From the entries below, copy every line where the string "involves" appears.
## Begin Data shown
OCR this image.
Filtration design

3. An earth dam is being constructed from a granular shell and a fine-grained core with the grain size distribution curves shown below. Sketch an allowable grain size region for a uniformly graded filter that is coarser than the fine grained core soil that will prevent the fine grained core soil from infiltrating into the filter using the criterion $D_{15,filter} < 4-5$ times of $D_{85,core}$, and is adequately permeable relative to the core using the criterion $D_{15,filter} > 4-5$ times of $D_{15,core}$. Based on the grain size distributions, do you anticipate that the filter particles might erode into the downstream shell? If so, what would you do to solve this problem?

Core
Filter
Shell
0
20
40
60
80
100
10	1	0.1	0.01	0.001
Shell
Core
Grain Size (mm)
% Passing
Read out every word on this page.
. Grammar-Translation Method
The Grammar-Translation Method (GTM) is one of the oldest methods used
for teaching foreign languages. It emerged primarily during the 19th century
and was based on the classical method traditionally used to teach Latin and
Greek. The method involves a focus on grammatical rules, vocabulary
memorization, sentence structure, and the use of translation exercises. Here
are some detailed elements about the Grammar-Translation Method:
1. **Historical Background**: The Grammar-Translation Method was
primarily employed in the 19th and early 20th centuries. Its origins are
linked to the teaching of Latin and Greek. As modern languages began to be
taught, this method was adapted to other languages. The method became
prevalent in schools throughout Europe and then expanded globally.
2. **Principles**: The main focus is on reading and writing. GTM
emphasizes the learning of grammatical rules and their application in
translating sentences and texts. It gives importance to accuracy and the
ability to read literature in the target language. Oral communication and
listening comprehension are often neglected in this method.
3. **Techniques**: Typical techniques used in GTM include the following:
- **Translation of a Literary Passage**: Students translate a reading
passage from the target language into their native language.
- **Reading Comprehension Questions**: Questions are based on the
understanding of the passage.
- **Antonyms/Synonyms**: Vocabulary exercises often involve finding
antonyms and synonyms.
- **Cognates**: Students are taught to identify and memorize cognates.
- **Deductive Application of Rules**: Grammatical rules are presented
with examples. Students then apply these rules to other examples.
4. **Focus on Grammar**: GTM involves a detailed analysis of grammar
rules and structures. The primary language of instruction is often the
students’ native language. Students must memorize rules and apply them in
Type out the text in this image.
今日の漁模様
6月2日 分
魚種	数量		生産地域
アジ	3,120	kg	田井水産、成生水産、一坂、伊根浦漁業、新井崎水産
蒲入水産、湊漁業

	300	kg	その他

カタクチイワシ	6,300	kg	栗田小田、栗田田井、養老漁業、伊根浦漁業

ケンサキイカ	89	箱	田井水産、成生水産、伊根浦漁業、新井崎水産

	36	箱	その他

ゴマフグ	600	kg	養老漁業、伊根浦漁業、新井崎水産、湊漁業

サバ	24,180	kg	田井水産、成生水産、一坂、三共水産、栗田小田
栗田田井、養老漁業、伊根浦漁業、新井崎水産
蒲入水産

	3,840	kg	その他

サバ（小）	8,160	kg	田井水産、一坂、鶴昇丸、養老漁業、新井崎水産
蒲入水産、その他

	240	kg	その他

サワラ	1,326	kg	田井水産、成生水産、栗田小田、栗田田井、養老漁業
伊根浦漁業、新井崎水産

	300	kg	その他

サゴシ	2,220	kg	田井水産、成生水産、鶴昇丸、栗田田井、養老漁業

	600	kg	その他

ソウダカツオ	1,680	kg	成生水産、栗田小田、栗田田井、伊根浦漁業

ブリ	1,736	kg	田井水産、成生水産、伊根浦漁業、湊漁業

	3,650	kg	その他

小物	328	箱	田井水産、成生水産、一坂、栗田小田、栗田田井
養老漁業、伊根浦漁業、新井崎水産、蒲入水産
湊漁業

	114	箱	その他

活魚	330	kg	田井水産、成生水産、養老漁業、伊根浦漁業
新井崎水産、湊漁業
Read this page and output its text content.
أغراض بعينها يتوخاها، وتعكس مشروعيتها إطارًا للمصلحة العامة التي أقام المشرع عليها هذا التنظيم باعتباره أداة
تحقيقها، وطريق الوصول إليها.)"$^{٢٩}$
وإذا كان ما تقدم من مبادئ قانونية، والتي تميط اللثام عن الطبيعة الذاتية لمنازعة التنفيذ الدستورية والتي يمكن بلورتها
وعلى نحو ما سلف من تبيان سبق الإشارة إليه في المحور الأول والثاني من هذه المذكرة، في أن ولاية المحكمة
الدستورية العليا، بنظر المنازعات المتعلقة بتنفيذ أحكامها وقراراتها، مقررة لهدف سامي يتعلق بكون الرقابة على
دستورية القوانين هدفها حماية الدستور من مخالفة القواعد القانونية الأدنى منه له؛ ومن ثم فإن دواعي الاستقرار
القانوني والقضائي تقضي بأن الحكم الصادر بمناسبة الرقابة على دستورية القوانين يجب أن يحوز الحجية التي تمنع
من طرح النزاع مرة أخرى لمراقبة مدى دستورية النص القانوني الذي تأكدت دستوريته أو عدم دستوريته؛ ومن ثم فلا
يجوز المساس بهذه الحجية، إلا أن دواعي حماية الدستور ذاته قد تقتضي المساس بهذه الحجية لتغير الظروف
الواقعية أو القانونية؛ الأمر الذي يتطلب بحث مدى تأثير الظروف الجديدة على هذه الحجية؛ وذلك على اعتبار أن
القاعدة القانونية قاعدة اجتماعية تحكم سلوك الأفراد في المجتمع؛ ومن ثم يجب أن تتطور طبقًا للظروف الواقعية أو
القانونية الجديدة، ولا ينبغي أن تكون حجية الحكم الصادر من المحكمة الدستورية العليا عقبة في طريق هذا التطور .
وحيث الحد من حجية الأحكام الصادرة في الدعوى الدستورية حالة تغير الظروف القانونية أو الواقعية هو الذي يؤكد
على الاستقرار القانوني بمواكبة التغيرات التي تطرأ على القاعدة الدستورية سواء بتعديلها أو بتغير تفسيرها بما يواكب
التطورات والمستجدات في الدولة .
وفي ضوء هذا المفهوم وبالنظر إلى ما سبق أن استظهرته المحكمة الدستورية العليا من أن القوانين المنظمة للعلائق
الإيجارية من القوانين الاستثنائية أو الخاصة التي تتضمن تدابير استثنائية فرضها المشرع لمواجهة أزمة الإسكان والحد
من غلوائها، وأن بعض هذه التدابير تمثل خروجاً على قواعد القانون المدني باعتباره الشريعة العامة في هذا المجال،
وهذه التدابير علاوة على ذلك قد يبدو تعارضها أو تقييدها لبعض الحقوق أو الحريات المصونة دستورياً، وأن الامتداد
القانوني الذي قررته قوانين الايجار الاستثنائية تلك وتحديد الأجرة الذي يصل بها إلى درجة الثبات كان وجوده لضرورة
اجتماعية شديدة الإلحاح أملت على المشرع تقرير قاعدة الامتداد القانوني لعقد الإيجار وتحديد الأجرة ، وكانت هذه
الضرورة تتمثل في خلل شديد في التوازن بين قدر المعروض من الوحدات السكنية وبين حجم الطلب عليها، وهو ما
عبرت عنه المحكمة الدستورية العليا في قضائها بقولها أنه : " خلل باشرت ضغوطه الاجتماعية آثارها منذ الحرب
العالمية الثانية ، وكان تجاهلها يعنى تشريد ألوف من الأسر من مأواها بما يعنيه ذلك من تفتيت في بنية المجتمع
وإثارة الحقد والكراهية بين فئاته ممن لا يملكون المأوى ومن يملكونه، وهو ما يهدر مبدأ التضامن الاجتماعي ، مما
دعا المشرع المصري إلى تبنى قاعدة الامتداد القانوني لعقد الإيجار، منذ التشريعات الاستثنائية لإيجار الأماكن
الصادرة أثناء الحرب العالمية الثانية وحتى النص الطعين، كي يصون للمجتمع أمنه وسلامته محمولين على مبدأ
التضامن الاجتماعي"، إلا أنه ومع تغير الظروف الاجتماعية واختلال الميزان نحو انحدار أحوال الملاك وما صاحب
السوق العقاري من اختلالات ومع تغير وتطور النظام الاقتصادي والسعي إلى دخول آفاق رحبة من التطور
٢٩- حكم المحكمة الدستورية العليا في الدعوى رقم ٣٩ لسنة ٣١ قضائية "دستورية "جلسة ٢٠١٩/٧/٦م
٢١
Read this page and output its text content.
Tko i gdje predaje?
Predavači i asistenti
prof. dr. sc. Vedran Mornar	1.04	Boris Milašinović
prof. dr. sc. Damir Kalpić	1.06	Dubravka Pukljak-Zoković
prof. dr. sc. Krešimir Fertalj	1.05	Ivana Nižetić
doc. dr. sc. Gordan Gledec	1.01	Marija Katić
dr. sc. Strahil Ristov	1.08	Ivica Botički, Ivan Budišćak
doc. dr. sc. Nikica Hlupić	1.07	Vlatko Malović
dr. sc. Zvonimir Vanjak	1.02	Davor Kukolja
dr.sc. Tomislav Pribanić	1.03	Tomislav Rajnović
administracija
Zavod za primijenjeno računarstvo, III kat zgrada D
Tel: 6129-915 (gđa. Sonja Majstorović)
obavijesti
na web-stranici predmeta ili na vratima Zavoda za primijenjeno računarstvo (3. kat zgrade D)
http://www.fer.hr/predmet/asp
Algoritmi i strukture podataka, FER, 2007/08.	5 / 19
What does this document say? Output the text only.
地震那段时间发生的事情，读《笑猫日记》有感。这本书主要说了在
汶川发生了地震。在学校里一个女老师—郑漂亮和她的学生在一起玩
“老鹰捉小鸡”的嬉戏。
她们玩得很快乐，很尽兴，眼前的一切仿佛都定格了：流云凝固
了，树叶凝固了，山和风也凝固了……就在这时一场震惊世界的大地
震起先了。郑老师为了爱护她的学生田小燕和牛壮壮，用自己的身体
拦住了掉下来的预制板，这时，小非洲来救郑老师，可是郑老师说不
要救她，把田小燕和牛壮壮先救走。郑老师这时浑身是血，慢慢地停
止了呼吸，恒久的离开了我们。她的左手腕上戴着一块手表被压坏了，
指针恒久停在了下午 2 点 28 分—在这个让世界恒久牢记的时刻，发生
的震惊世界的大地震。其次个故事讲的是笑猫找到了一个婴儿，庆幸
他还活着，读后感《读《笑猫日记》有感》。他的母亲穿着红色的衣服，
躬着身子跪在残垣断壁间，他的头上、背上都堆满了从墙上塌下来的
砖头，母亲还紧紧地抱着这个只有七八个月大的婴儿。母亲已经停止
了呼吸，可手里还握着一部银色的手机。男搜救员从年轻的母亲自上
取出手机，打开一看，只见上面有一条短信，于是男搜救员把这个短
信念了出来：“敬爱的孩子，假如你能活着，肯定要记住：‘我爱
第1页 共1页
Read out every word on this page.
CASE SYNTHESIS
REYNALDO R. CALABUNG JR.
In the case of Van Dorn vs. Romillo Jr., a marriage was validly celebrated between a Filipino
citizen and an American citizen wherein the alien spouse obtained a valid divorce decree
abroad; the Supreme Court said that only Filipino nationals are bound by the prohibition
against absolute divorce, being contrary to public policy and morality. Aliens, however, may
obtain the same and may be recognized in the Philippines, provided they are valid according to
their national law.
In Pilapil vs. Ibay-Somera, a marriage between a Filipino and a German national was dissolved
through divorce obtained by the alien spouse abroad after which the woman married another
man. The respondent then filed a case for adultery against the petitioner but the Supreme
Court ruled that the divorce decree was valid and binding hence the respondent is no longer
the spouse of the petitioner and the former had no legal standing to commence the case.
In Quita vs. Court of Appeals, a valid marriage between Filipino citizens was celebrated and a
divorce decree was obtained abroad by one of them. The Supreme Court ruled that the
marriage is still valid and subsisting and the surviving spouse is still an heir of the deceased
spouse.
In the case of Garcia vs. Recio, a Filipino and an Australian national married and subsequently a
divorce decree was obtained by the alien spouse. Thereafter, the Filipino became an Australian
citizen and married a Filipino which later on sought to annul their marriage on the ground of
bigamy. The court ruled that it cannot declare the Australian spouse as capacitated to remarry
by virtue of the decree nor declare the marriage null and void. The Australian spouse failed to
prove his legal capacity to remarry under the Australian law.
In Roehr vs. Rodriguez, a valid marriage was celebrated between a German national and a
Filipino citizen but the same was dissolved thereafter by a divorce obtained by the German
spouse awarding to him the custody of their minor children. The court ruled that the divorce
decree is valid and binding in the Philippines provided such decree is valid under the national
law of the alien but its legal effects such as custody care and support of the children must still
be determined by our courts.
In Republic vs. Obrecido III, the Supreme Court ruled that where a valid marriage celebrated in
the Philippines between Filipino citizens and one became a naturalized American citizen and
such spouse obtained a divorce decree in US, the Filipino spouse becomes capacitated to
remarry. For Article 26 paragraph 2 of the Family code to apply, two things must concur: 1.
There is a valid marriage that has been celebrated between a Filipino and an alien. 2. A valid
## End Data shown
● **In response**:
Greek. The method involves a focus on grammatical rules, vocabulary
4. **Focus on Grammar**: GTM involves a detailed analysis of grammar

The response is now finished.